(Dataset entries on figures)
────────────────────
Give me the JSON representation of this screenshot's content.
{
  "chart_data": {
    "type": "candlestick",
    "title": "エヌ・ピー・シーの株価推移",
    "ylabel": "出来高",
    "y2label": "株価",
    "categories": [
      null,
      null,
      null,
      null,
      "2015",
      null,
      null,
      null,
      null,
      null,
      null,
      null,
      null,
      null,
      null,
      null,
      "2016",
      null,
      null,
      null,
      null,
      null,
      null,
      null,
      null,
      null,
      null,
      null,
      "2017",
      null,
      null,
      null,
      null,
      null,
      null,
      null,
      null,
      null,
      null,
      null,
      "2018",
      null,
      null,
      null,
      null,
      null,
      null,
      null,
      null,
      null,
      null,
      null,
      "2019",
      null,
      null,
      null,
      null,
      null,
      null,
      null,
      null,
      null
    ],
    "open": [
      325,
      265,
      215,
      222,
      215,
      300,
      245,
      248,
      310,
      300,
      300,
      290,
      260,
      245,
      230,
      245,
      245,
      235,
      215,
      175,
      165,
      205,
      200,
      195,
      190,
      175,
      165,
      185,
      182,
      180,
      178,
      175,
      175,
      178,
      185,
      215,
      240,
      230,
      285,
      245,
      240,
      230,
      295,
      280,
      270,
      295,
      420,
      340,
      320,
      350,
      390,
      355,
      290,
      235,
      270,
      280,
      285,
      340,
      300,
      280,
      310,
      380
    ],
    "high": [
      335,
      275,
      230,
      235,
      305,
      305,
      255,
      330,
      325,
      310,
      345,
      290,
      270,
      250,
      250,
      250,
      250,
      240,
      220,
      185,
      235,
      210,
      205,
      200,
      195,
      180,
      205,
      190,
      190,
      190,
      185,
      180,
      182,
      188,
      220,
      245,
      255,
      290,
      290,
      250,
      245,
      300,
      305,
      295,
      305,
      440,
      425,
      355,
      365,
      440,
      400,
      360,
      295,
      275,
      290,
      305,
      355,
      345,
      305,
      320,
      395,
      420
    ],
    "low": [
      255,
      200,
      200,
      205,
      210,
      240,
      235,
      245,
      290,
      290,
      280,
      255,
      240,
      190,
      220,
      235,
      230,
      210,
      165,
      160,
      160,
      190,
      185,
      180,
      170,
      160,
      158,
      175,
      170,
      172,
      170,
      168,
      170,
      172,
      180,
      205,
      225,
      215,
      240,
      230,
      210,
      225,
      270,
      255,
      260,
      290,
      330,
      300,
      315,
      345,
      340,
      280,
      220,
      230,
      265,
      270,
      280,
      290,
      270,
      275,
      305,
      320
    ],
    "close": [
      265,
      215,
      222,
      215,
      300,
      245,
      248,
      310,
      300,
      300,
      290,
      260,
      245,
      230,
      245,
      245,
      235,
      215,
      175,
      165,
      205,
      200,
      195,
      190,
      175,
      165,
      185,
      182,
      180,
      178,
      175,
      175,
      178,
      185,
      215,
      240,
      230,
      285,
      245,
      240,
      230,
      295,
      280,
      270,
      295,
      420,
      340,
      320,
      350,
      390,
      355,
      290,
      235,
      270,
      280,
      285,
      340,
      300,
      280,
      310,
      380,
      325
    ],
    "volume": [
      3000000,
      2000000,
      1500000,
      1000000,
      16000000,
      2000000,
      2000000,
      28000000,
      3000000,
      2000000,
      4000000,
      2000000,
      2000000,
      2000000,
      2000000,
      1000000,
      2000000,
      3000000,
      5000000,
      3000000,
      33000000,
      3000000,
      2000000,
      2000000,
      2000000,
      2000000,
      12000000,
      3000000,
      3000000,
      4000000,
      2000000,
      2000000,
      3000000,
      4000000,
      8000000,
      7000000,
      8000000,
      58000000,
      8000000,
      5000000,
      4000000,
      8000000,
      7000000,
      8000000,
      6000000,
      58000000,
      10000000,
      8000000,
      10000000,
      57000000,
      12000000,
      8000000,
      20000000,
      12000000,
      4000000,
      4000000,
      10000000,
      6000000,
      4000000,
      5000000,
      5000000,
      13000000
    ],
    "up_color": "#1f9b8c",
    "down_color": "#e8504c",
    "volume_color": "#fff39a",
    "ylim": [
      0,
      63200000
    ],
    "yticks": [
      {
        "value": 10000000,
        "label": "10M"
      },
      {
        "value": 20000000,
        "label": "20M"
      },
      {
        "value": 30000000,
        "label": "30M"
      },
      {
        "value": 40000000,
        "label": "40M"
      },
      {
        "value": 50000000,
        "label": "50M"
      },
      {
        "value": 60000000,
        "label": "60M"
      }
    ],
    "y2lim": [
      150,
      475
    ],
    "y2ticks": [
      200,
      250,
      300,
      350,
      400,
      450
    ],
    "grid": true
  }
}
────────────────────
Goal
Check each line above for "value" and return the ones that have it.

Correct answer
        "value": 10000000,
        "value": 20000000,
        "value": 30000000,
        "value": 40000000,
        "value": 50000000,
        "value": 60000000,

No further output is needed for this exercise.